__What you need to do__. Strip the pictures and reproduce the rest of the listing exactly.

__Records supplied__.
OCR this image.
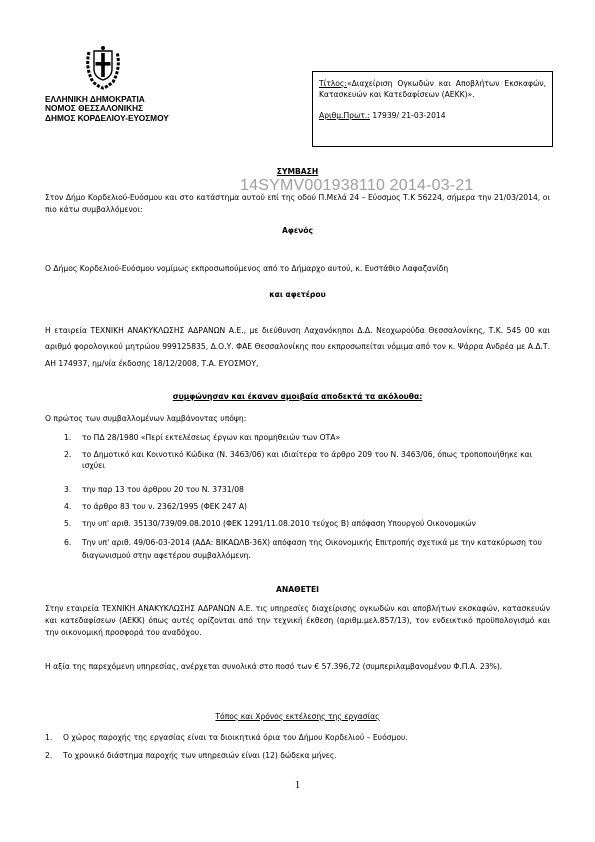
ΕΛΛΗΝΙΚΗ ΔΗΜΟΚΡΑΤΙΑ
ΝΟΜΟΣ ΘΕΣΣΑΛΟΝΙΚΗΣ
ΔΗΜΟΣ ΚΟΡΔΕΛΙΟΥ-ΕΥΟΣΜΟΥ
Τίτλος:«Διαχείριση Ογκωδών και Αποβλήτων Εκσκαφών, Κατασκευών και Κατεδαφίσεων (ΑΕΚΚ)».
Αριθμ.Πρωτ.: 17939/ 21-03-2014
14SYMV001938110 2014-03-21
ΣΥΜΒΑΣΗ
Στον Δήμο Κορδελιού-Ευόσμου και στο κατάστημα αυτού επί της οδού Π.Μελά 24 – Εύοσμος Τ.Κ 56224, σήμερα την 21/03/2014, οι πιο κάτω συμβαλλόμενοι:
Αφενός
Ο Δήμος Κορδελιού-Ευόσμου νομίμως εκπροσωπούμενος από το Δήμαρχο αυτού, κ. Ευστάθιο Λαφαζανίδη
και αφετέρου
Η εταιρεία ΤΕΧΝΙΚΗ ΑΝΑΚΥΚΛΩΣΗΣ ΑΔΡΑΝΩΝ Α.Ε., με διεύθυνση Λαχανόκηποι Δ.Δ. Νεοχωρούδα Θεσσαλονίκης, Τ.Κ. 545 00 και αριθμό φορολογικού μητρώου 999125835, Δ.Ο.Υ. ΦΑΕ Θεσσαλονίκης που εκπροσωπείται νόμιμα από τον κ. Ψάρρα Ανδρέα με Α.Δ.Τ. ΑΗ 174937, ημ/νία έκδοσης 18/12/2008, Τ.Α. ΕΥΟΣΜΟΥ,
συμφώνησαν και έκαναν αμοιβαία αποδεκτά τα ακόλουθα:
Ο πρώτος των συμβαλλομένων λαμβάνοντας υπόψη:
1. το ΠΔ 28/1980 «Περί εκτελέσεως έργων και προμηθειών των ΟΤΑ»
2. το Δημοτικό και Κοινοτικό Κώδικα (Ν. 3463/06) και ιδιαίτερα το άρθρο 209 του Ν. 3463/06, όπως τροποποιήθηκε και ισχύει
3. την παρ 13 του άρθρου 20 του Ν. 3731/08
4. το άρθρο 83 του ν. 2362/1995 (ΦΕΚ 247 Α)
5. την υπ' αριθ. 35130/739/09.08.2010 (ΦΕΚ 1291/11.08.2010 τεύχος Β) απόφαση Υπουργού Οικονομικών
6. Την υπ' αριθ. 49/06-03-2014 (ΑΔΑ: ΒΙΚΑΩΛΒ-36Χ) απόφαση της Οικονομικής Επιτροπής σχετικά με την κατακύρωση του διαγωνισμού στην αφετέρου συμβαλλόμενη.
ΑΝΑΘΕΤΕΙ
Στην εταιρεία ΤΕΧΝΙΚΗ ΑΝΑΚΥΚΛΩΣΗΣ ΑΔΡΑΝΩΝ Α.Ε. τις υπηρεσίες διαχείρισης ογκωδών και αποβλήτων εκσκαφών, κατασκευών και κατεδαφίσεων (ΑΕΚΚ) όπως αυτές ορίζονται από την τεχνική έκθεση (αριθμ.μελ.857/13), τον ενδεικτικό προϋπολογισμό και την οικονομική προσφορά του αναδόχου.
Η αξία της παρεχόμενη υπηρεσίας, ανέρχεται συνολικά στο ποσό των € 57.396,72 (συμπεριλαμβανομένου Φ.Π.Α. 23%).
Τόπος και Χρόνος εκτέλεσης της εργασίας
1. Ο χώρος παροχής της εργασίας είναι τα διοικητικά όρια του Δήμου Κορδελιού – Ευόσμου.
2. Το χρονικό διάστημα παροχής των υπηρεσιών είναι (12) δώδεκα μήνες.
1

__Output of the task__.
OCR this image.
ΕΛΛΗΝΙΚΗ ΔΗΜΟΚΡΑΤΙΑ
ΝΟΜΟΣ ΘΕΣΣΑΛΟΝΙΚΗΣ
ΔΗΜΟΣ ΚΟΡΔΕΛΙΟΥ-ΕΥΟΣΜΟΥ
Τίτλος:«Διαχείριση Ογκωδών και Αποβλήτων Εκσκαφών, Κατασκευών και Κατεδαφίσεων (ΑΕΚΚ)».
Αριθμ.Πρωτ.: 17939/ 21-03-2014
14SYMV001938110 2014-03-21
ΣΥΜΒΑΣΗ
Στον Δήμο Κορδελιού-Ευόσμου και στο κατάστημα αυτού επί της οδού Π.Μελά 24 – Εύοσμος Τ.Κ 56224, σήμερα την 21/03/2014, οι πιο κάτω συμβαλλόμενοι:
Αφενός
Ο Δήμος Κορδελιού-Ευόσμου νομίμως εκπροσωπούμενος από το Δήμαρχο αυτού, κ. Ευστάθιο Λαφαζανίδη
και αφετέρου
Η εταιρεία ΤΕΧΝΙΚΗ ΑΝΑΚΥΚΛΩΣΗΣ ΑΔΡΑΝΩΝ Α.Ε., με διεύθυνση Λαχανόκηποι Δ.Δ. Νεοχωρούδα Θεσσαλονίκης, Τ.Κ. 545 00 και αριθμό φορολογικού μητρώου 999125835, Δ.Ο.Υ. ΦΑΕ Θεσσαλονίκης που εκπροσωπείται νόμιμα από τον κ. Ψάρρα Ανδρέα με Α.Δ.Τ. ΑΗ 174937, ημ/νία έκδοσης 18/12/2008, Τ.Α. ΕΥΟΣΜΟΥ,
συμφώνησαν και έκαναν αμοιβαία αποδεκτά τα ακόλουθα:
Ο πρώτος των συμβαλλομένων λαμβάνοντας υπόψη:
1. το ΠΔ 28/1980 «Περί εκτελέσεως έργων και προμηθειών των ΟΤΑ»
2. το Δημοτικό και Κοινοτικό Κώδικα (Ν. 3463/06) και ιδιαίτερα το άρθρο 209 του Ν. 3463/06, όπως τροποποιήθηκε και ισχύει
3. την παρ 13 του άρθρου 20 του Ν. 3731/08
4. το άρθρο 83 του ν. 2362/1995 (ΦΕΚ 247 Α)
5. την υπ' αριθ. 35130/739/09.08.2010 (ΦΕΚ 1291/11.08.2010 τεύχος Β) απόφαση Υπουργού Οικονομικών
6. Την υπ' αριθ. 49/06-03-2014 (ΑΔΑ: ΒΙΚΑΩΛΒ-36Χ) απόφαση της Οικονομικής Επιτροπής σχετικά με την κατακύρωση του διαγωνισμού στην αφετέρου συμβαλλόμενη.
ΑΝΑΘΕΤΕΙ
Στην εταιρεία ΤΕΧΝΙΚΗ ΑΝΑΚΥΚΛΩΣΗΣ ΑΔΡΑΝΩΝ Α.Ε. τις υπηρεσίες διαχείρισης ογκωδών και αποβλήτων εκσκαφών, κατασκευών και κατεδαφίσεων (ΑΕΚΚ) όπως αυτές ορίζονται από την τεχνική έκθεση (αριθμ.μελ.857/13), τον ενδεικτικό προϋπολογισμό και την οικονομική προσφορά του αναδόχου.
Η αξία της παρεχόμενη υπηρεσίας, ανέρχεται συνολικά στο ποσό των € 57.396,72 (συμπεριλαμβανομένου Φ.Π.Α. 23%).
Τόπος και Χρόνος εκτέλεσης της εργασίας
1. Ο χώρος παροχής της εργασίας είναι τα διοικητικά όρια του Δήμου Κορδελιού – Ευόσμου.
2. Το χρονικό διάστημα παροχής των υπηρεσιών είναι (12) δώδεκα μήνες.
1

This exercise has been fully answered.